Extracted records:
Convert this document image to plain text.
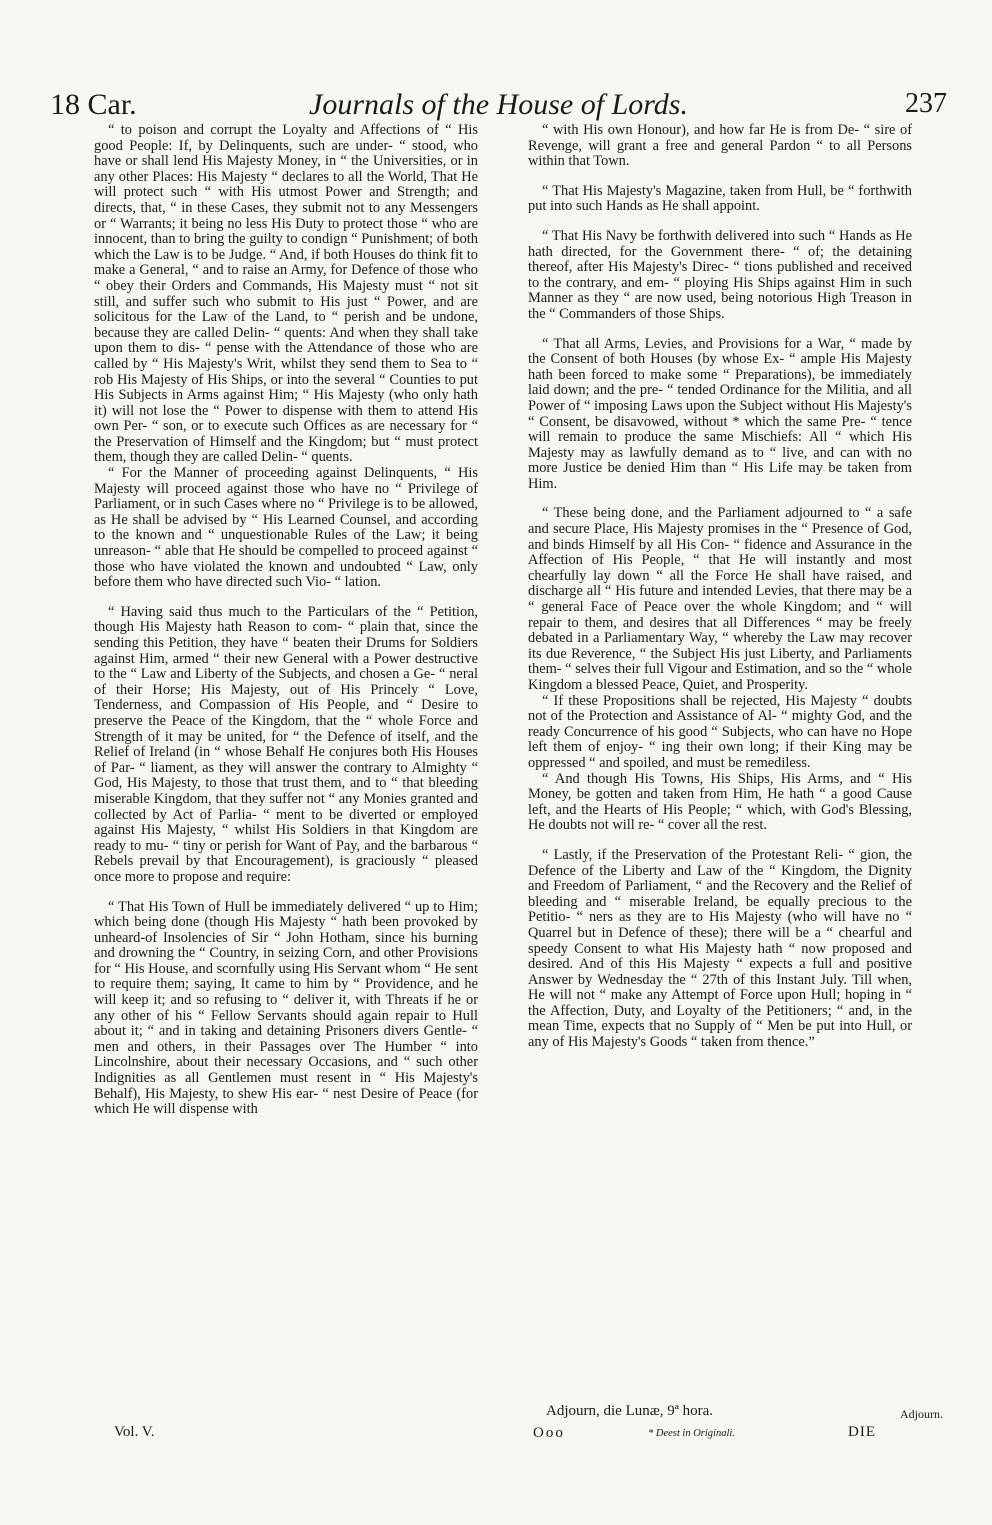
18 Car.	Journals of the House of Lords.	237

“ to poison and corrupt the Loyalty and Affections of “ His good People: If, by Delinquents, such are under- “ stood, who have or shall lend His Majesty Money, in “ the Universities, or in any other Places: His Majesty “ declares to all the World, That He will protect such “ with His utmost Power and Strength; and directs, that, “ in these Cases, they submit not to any Messengers or “ Warrants; it being no less His Duty to protect those “ who are innocent, than to bring the guilty to condign “ Punishment; of both which the Law is to be Judge. “ And, if both Houses do think fit to make a General, “ and to raise an Army, for Defence of those who “ obey their Orders and Commands, His Majesty must “ not sit still, and suffer such who submit to His just “ Power, and are solicitous for the Law of the Land, to “ perish and be undone, because they are called Delin- “ quents: And when they shall take upon them to dis- “ pense with the Attendance of those who are called by “ His Majesty's Writ, whilst they send them to Sea to “ rob His Majesty of His Ships, or into the several “ Counties to put His Subjects in Arms against Him; “ His Majesty (who only hath it) will not lose the “ Power to dispense with them to attend His own Per- “ son, or to execute such Offices as are necessary for “ the Preservation of Himself and the Kingdom; but “ must protect them, though they are called Delin- “ quents.

“ For the Manner of proceeding against Delinquents, “ His Majesty will proceed against those who have no “ Privilege of Parliament, or in such Cases where no “ Privilege is to be allowed, as He shall be advised by “ His Learned Counsel, and according to the known and “ unquestionable Rules of the Law; it being unreason- “ able that He should be compelled to proceed against “ those who have violated the known and undoubted “ Law, only before them who have directed such Vio- “ lation.

“ Having said thus much to the Particulars of the “ Petition, though His Majesty hath Reason to com- “ plain that, since the sending this Petition, they have “ beaten their Drums for Soldiers against Him, armed “ their new General with a Power destructive to the “ Law and Liberty of the Subjects, and chosen a Ge- “ neral of their Horse; His Majesty, out of His Princely “ Love, Tenderness, and Compassion of His People, and “ Desire to preserve the Peace of the Kingdom, that the “ whole Force and Strength of it may be united, for “ the Defence of itself, and the Relief of Ireland (in “ whose Behalf He conjures both His Houses of Par- “ liament, as they will answer the contrary to Almighty “ God, His Majesty, to those that trust them, and to “ that bleeding miserable Kingdom, that they suffer not “ any Monies granted and collected by Act of Parlia- “ ment to be diverted or employed against His Majesty, “ whilst His Soldiers in that Kingdom are ready to mu- “ tiny or perish for Want of Pay, and the barbarous “ Rebels prevail by that Encouragement), is graciously “ pleased once more to propose and require:

“ That His Town of Hull be immediately delivered “ up to Him; which being done (though His Majesty “ hath been provoked by unheard-of Insolencies of Sir “ John Hotham, since his burning and drowning the “ Country, in seizing Corn, and other Provisions for “ His House, and scornfully using His Servant whom “ He sent to require them; saying, It came to him by “ Providence, and he will keep it; and so refusing to “ deliver it, with Threats if he or any other of his “ Fellow Servants should again repair to Hull about it; “ and in taking and detaining Prisoners divers Gentle- “ men and others, in their Passages over The Humber “ into Lincolnshire, about their necessary Occasions, and “ such other Indignities as all Gentlemen must resent in “ His Majesty's Behalf), His Majesty, to shew His ear- “ nest Desire of Peace (for which He will dispense with

“ with His own Honour), and how far He is from De- “ sire of Revenge, will grant a free and general Pardon “ to all Persons within that Town.

“ That His Majesty's Magazine, taken from Hull, be “ forthwith put into such Hands as He shall appoint.

“ That His Navy be forthwith delivered into such “ Hands as He hath directed, for the Government there- “ of; the detaining thereof, after His Majesty's Direc- “ tions published and received to the contrary, and em- “ ploying His Ships against Him in such Manner as they “ are now used, being notorious High Treason in the “ Commanders of those Ships.

“ That all Arms, Levies, and Provisions for a War, “ made by the Consent of both Houses (by whose Ex- “ ample His Majesty hath been forced to make some “ Preparations), be immediately laid down; and the pre- “ tended Ordinance for the Militia, and all Power of “ imposing Laws upon the Subject without His Majesty's “ Consent, be disavowed, without * which the same Pre- “ tence will remain to produce the same Mischiefs: All “ which His Majesty may as lawfully demand as to “ live, and can with no more Justice be denied Him than “ His Life may be taken from Him.

“ These being done, and the Parliament adjourned to “ a safe and secure Place, His Majesty promises in the “ Presence of God, and binds Himself by all His Con- “ fidence and Assurance in the Affection of His People, “ that He will instantly and most chearfully lay down “ all the Force He shall have raised, and discharge all “ His future and intended Levies, that there may be a “ general Face of Peace over the whole Kingdom; and “ will repair to them, and desires that all Differences “ may be freely debated in a Parliamentary Way, “ whereby the Law may recover its due Reverence, “ the Subject His just Liberty, and Parliaments them- “ selves their full Vigour and Estimation, and so the “ whole Kingdom a blessed Peace, Quiet, and Prosperity.

“ If these Propositions shall be rejected, His Majesty “ doubts not of the Protection and Assistance of Al- “ mighty God, and the ready Concurrence of his good “ Subjects, who can have no Hope left them of enjoy- “ ing their own long; if their King may be oppressed “ and spoiled, and must be remediless.

“ And though His Towns, His Ships, His Arms, and “ His Money, be gotten and taken from Him, He hath “ a good Cause left, and the Hearts of His People; “ which, with God's Blessing, He doubts not will re- “ cover all the rest.

“ Lastly, if the Preservation of the Protestant Reli- “ gion, the Defence of the Liberty and Law of the “ Kingdom, the Dignity and Freedom of Parliament, “ and the Recovery and the Relief of bleeding and “ miserable Ireland, be equally precious to the Petitio- “ ners as they are to His Majesty (who will have no “ Quarrel but in Defence of these); there will be a “ chearful and speedy Consent to what His Majesty hath “ now proposed and desired. And of this His Majesty “ expects a full and positive Answer by Wednesday the “ 27th of this Instant July. Till when, He will not “ make any Attempt of Force upon Hull; hoping in “ the Affection, Duty, and Loyalty of the Petitioners; “ and, in the mean Time, expects that no Supply of “ Men be put into Hull, or any of His Majesty's Goods “ taken from thence.”

Adjourn, die Lunæ, 9ª hora.	Adjourn.
Vol. V.	Ooo	* Deest in Originali.	DIE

Exercise details:
Tally the lines above containing "miserable". Answer with the count only.

Completed task:
2